**WHAT YOU NEED TO DO**
Go through the entries and transcribe each one exactly, dropping the pictures.

**DATA IN THIS EXERCISE**
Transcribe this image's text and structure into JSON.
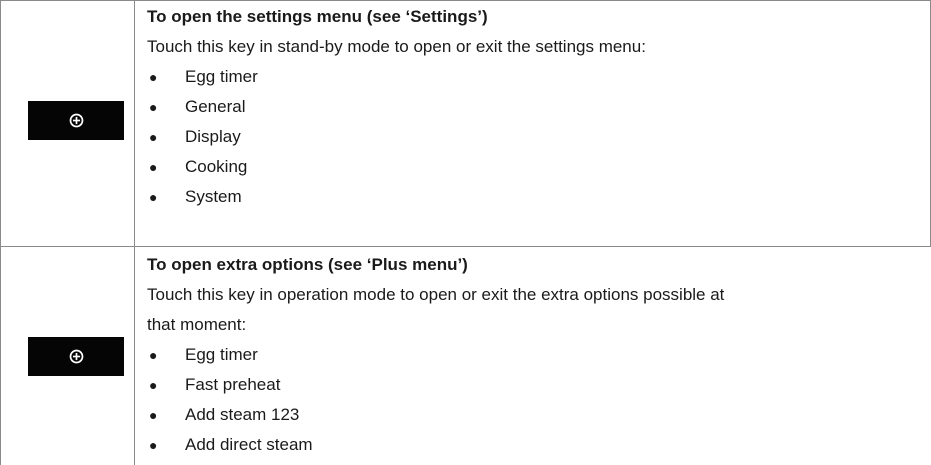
{
  "rows": [
    {
      "key_icon": "plus-circle-icon",
      "heading": "To open the settings menu (see ‘Settings’)",
      "description_lines": [
        "Touch this key in stand-by mode to open or exit the settings menu:"
      ],
      "items": [
        "Egg timer",
        "General",
        "Display",
        "Cooking",
        "System"
      ]
    },
    {
      "key_icon": "plus-circle-icon",
      "heading": "To open extra options (see ‘Plus menu’)",
      "description_lines": [
        "Touch this key in operation mode to open or exit the extra options possible at",
        "that moment:"
      ],
      "items": [
        "Egg timer",
        "Fast preheat",
        "Add steam 123",
        "Add direct steam"
      ]
    }
  ],
  "colors": {
    "key_background": "#050505",
    "key_icon": "#ffffff",
    "rule": "#8a8a8a",
    "text": "#1a1a1a"
  }
}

**WORKED SOLUTION**
Transcribe this image's text and structure into JSON.
{
  "rows": [
    {
      "key_icon": "plus-circle-icon",
      "heading": "To open the settings menu (see ‘Settings’)",
      "description_lines": [
        "Touch this key in stand-by mode to open or exit the settings menu:"
      ],
      "items": [
        "Egg timer",
        "General",
        "Display",
        "Cooking",
        "System"
      ]
    },
    {
      "key_icon": "plus-circle-icon",
      "heading": "To open extra options (see ‘Plus menu’)",
      "description_lines": [
        "Touch this key in operation mode to open or exit the extra options possible at",
        "that moment:"
      ],
      "items": [
        "Egg timer",
        "Fast preheat",
        "Add steam 123",
        "Add direct steam"
      ]
    }
  ],
  "colors": {
    "key_background": "#050505",
    "key_icon": "#ffffff",
    "rule": "#8a8a8a",
    "text": "#1a1a1a"
  }
}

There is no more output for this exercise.